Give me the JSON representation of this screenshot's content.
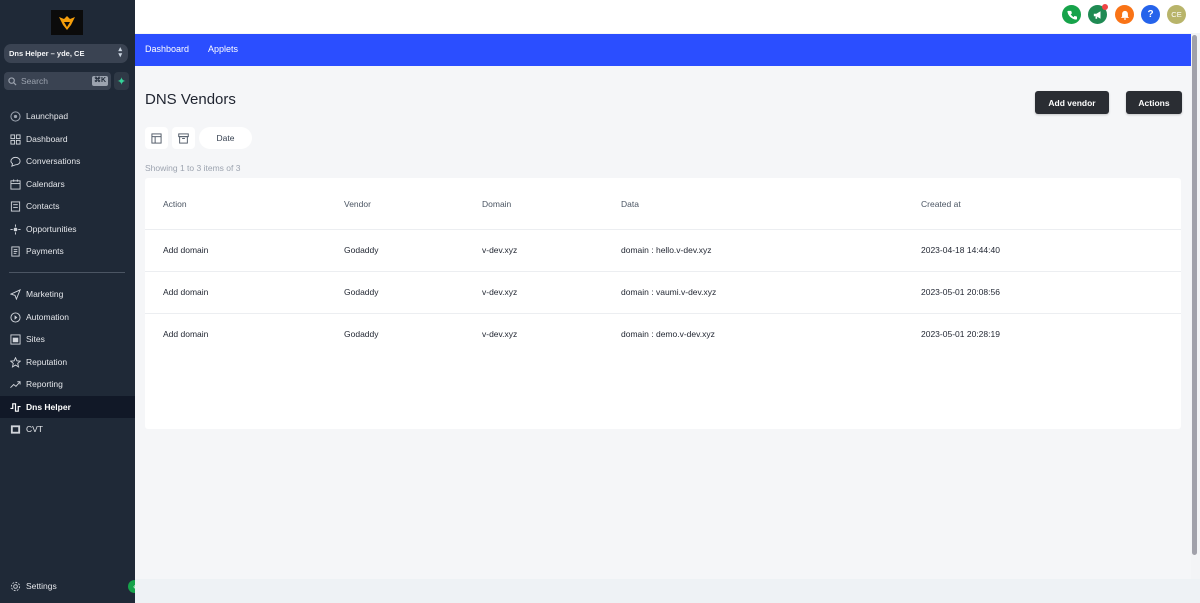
{
  "sidebar": {
    "account": "Dns Helper – yde, CE",
    "search_placeholder": "Search",
    "search_shortcut": "⌘K",
    "items": [
      {
        "label": "Launchpad",
        "icon": "launchpad-icon"
      },
      {
        "label": "Dashboard",
        "icon": "dashboard-icon"
      },
      {
        "label": "Conversations",
        "icon": "chat-icon"
      },
      {
        "label": "Calendars",
        "icon": "calendar-icon"
      },
      {
        "label": "Contacts",
        "icon": "contacts-icon"
      },
      {
        "label": "Opportunities",
        "icon": "opportunities-icon"
      },
      {
        "label": "Payments",
        "icon": "payments-icon"
      },
      {
        "label": "Marketing",
        "icon": "send-icon"
      },
      {
        "label": "Automation",
        "icon": "automation-icon"
      },
      {
        "label": "Sites",
        "icon": "sites-icon"
      },
      {
        "label": "Reputation",
        "icon": "star-icon"
      },
      {
        "label": "Reporting",
        "icon": "trend-icon"
      },
      {
        "label": "Dns Helper",
        "icon": "dns-helper-icon",
        "active": true
      },
      {
        "label": "CVT",
        "icon": "cvt-icon"
      }
    ],
    "settings_label": "Settings"
  },
  "topbar": {
    "avatar_initials": "CE",
    "colors": {
      "phone": "#16a34a",
      "megaphone": "#1f8a53",
      "bell": "#f97316",
      "help": "#2563eb",
      "avatar": "#b8b46a"
    }
  },
  "nav": {
    "dashboard": "Dashboard",
    "applets": "Applets",
    "accent": "#2b4eff"
  },
  "main": {
    "title": "DNS Vendors",
    "add_vendor": "Add vendor",
    "actions": "Actions",
    "date_filter": "Date",
    "showing": "Showing 1 to 3 items of 3"
  },
  "table": {
    "headers": {
      "action": "Action",
      "vendor": "Vendor",
      "domain": "Domain",
      "data": "Data",
      "created": "Created at"
    },
    "rows": [
      {
        "action": "Add domain",
        "vendor": "Godaddy",
        "domain": "v-dev.xyz",
        "data": "domain : hello.v-dev.xyz",
        "created": "2023-04-18 14:44:40"
      },
      {
        "action": "Add domain",
        "vendor": "Godaddy",
        "domain": "v-dev.xyz",
        "data": "domain : vaumi.v-dev.xyz",
        "created": "2023-05-01 20:08:56"
      },
      {
        "action": "Add domain",
        "vendor": "Godaddy",
        "domain": "v-dev.xyz",
        "data": "domain : demo.v-dev.xyz",
        "created": "2023-05-01 20:28:19"
      }
    ]
  }
}
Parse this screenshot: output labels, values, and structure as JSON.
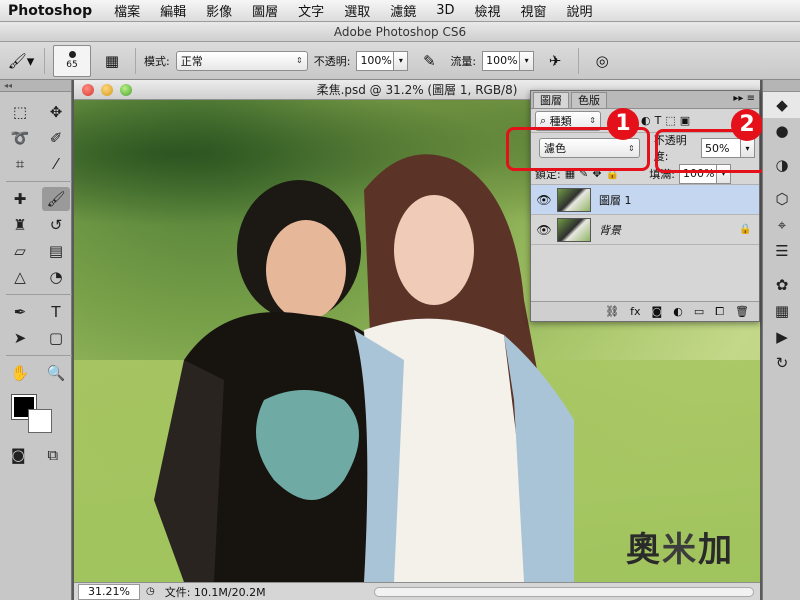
{
  "menubar": {
    "app_name": "Photoshop",
    "items": [
      "檔案",
      "編輯",
      "影像",
      "圖層",
      "文字",
      "選取",
      "濾鏡",
      "3D",
      "檢視",
      "視窗",
      "說明"
    ]
  },
  "window": {
    "title": "Adobe Photoshop CS6"
  },
  "options_bar": {
    "brush_size": "65",
    "mode_label": "模式:",
    "mode_value": "正常",
    "opacity_label": "不透明:",
    "opacity_value": "100%",
    "flow_label": "流量:",
    "flow_value": "100%"
  },
  "document": {
    "title": "柔焦.psd @ 31.2% (圖層 1, RGB/8)",
    "zoom": "31.21%",
    "doc_info": "文件: 10.1M/20.2M"
  },
  "layers_panel": {
    "tabs": [
      "圖層",
      "色版"
    ],
    "filter_kind": "種類",
    "blend_mode": "濾色",
    "opacity_label": "不透明度:",
    "opacity_value": "50%",
    "lock_label": "鎖定:",
    "fill_label": "填滿:",
    "fill_value": "100%",
    "layers": [
      {
        "name": "圖層 1",
        "selected": true,
        "locked": false
      },
      {
        "name": "背景",
        "selected": false,
        "locked": true
      }
    ]
  },
  "callouts": {
    "badge1": "1",
    "badge2": "2"
  },
  "watermark": {
    "char1": "奧",
    "char2": "米",
    "char3": "加"
  },
  "colors": {
    "highlight": "#e4101a",
    "selected_layer": "#c4d6f0",
    "foreground": "#000000",
    "background": "#ffffff"
  }
}
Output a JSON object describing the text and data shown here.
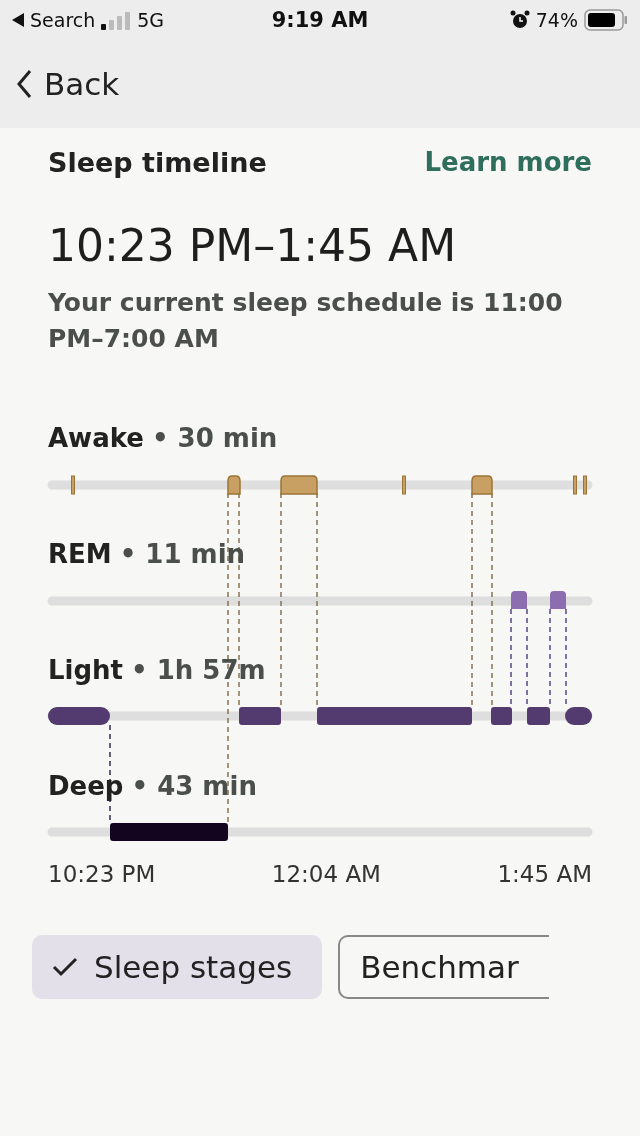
{
  "status_bar": {
    "back_app": "Search",
    "network": "5G",
    "time": "9:19 AM",
    "battery": "74%"
  },
  "nav": {
    "back": "Back"
  },
  "section": {
    "title": "Sleep timeline",
    "link": "Learn more"
  },
  "range": "10:23 PM–1:45 AM",
  "schedule": "Your current sleep schedule is 11:00 PM–7:00 AM",
  "stages": [
    {
      "name": "Awake",
      "duration": "• 30 min"
    },
    {
      "name": "REM",
      "duration": "• 11 min"
    },
    {
      "name": "Light",
      "duration": "• 1h 57m"
    },
    {
      "name": "Deep",
      "duration": "• 43 min"
    }
  ],
  "axis": [
    "10:23 PM",
    "12:04 AM",
    "1:45 AM"
  ],
  "chips": [
    {
      "label": "Sleep stages",
      "selected": true
    },
    {
      "label": "Benchmar",
      "selected": false
    }
  ]
}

══════

Set exercise:
Your task is to retype all the entries exactly and leave out any pictures.

Solution to this problem:
Give me the JSON representation of this screenshot's content.
{
  "sidebar": {
    "account": "Dns Helper – yde, CE",
    "search_placeholder": "Search",
    "search_shortcut": "⌘K",
    "items": [
      {
        "label": "Launchpad",
        "icon": "launchpad-icon"
      },
      {
        "label": "Dashboard",
        "icon": "dashboard-icon"
      },
      {
        "label": "Conversations",
        "icon": "chat-icon"
      },
      {
        "label": "Calendars",
        "icon": "calendar-icon"
      },
      {
        "label": "Contacts",
        "icon": "contacts-icon"
      },
      {
        "label": "Opportunities",
        "icon": "opportunities-icon"
      },
      {
        "label": "Payments",
        "icon": "payments-icon"
      },
      {
        "label": "Marketing",
        "icon": "send-icon"
      },
      {
        "label": "Automation",
        "icon": "automation-icon"
      },
      {
        "label": "Sites",
        "icon": "sites-icon"
      },
      {
        "label": "Reputation",
        "icon": "star-icon"
      },
      {
        "label": "Reporting",
        "icon": "trend-icon"
      },
      {
        "label": "Dns Helper",
        "icon": "dns-helper-icon",
        "active": true
      },
      {
        "label": "CVT",
        "icon": "cvt-icon"
      }
    ],
    "settings_label": "Settings"
  },
  "topbar": {
    "avatar_initials": "CE",
    "colors": {
      "phone": "#16a34a",
      "megaphone": "#1f8a53",
      "bell": "#f97316",
      "help": "#2563eb",
      "avatar": "#b8b46a"
    }
  },
  "nav": {
    "dashboard": "Dashboard",
    "applets": "Applets",
    "accent": "#2b4eff"
  },
  "main": {
    "title": "DNS Vendors",
    "add_vendor": "Add vendor",
    "actions": "Actions",
    "date_filter": "Date",
    "showing": "Showing 1 to 3 items of 3"
  },
  "table": {
    "headers": {
      "action": "Action",
      "vendor": "Vendor",
      "domain": "Domain",
      "data": "Data",
      "created": "Created at"
    },
    "rows": [
      {
        "action": "Add domain",
        "vendor": "Godaddy",
        "domain": "v-dev.xyz",
        "data": "domain : hello.v-dev.xyz",
        "created": "2023-04-18 14:44:40"
      },
      {
        "action": "Add domain",
        "vendor": "Godaddy",
        "domain": "v-dev.xyz",
        "data": "domain : vaumi.v-dev.xyz",
        "created": "2023-05-01 20:08:56"
      },
      {
        "action": "Add domain",
        "vendor": "Godaddy",
        "domain": "v-dev.xyz",
        "data": "domain : demo.v-dev.xyz",
        "created": "2023-05-01 20:28:19"
      }
    ]
  }
}
Parse this screenshot: output labels, values, and structure as JSON.
{
  "menubar": {
    "app_name": "Photoshop",
    "items": [
      "檔案",
      "編輯",
      "影像",
      "圖層",
      "文字",
      "選取",
      "濾鏡",
      "3D",
      "檢視",
      "視窗",
      "說明"
    ]
  },
  "window": {
    "title": "Adobe Photoshop CS6"
  },
  "options_bar": {
    "brush_size": "65",
    "mode_label": "模式:",
    "mode_value": "正常",
    "opacity_label": "不透明:",
    "opacity_value": "100%",
    "flow_label": "流量:",
    "flow_value": "100%"
  },
  "document": {
    "title": "柔焦.psd @ 31.2% (圖層 1, RGB/8)",
    "zoom": "31.21%",
    "doc_info": "文件: 10.1M/20.2M"
  },
  "layers_panel": {
    "tabs": [
      "圖層",
      "色版"
    ],
    "filter_kind": "種類",
    "blend_mode": "濾色",
    "opacity_label": "不透明度:",
    "opacity_value": "50%",
    "lock_label": "鎖定:",
    "fill_label": "填滿:",
    "fill_value": "100%",
    "layers": [
      {
        "name": "圖層 1",
        "selected": true,
        "locked": false
      },
      {
        "name": "背景",
        "selected": false,
        "locked": true
      }
    ]
  },
  "callouts": {
    "badge1": "1",
    "badge2": "2"
  },
  "watermark": {
    "char1": "奧",
    "char2": "米",
    "char3": "加"
  },
  "colors": {
    "highlight": "#e4101a",
    "selected_layer": "#c4d6f0",
    "foreground": "#000000",
    "background": "#ffffff"
  }
}
Output a JSON object describing the text and data shown here.
{
  "status_bar": {
    "back_app": "Search",
    "network": "5G",
    "time": "9:19 AM",
    "battery": "74%"
  },
  "nav": {
    "back": "Back"
  },
  "section": {
    "title": "Sleep timeline",
    "link": "Learn more"
  },
  "range": "10:23 PM–1:45 AM",
  "schedule": "Your current sleep schedule is 11:00 PM–7:00 AM",
  "stages": [
    {
      "name": "Awake",
      "duration": "• 30 min"
    },
    {
      "name": "REM",
      "duration": "• 11 min"
    },
    {
      "name": "Light",
      "duration": "• 1h 57m"
    },
    {
      "name": "Deep",
      "duration": "• 43 min"
    }
  ],
  "axis": [
    "10:23 PM",
    "12:04 AM",
    "1:45 AM"
  ],
  "chips": [
    {
      "label": "Sleep stages",
      "selected": true
    },
    {
      "label": "Benchmar",
      "selected": false
    }
  ]
}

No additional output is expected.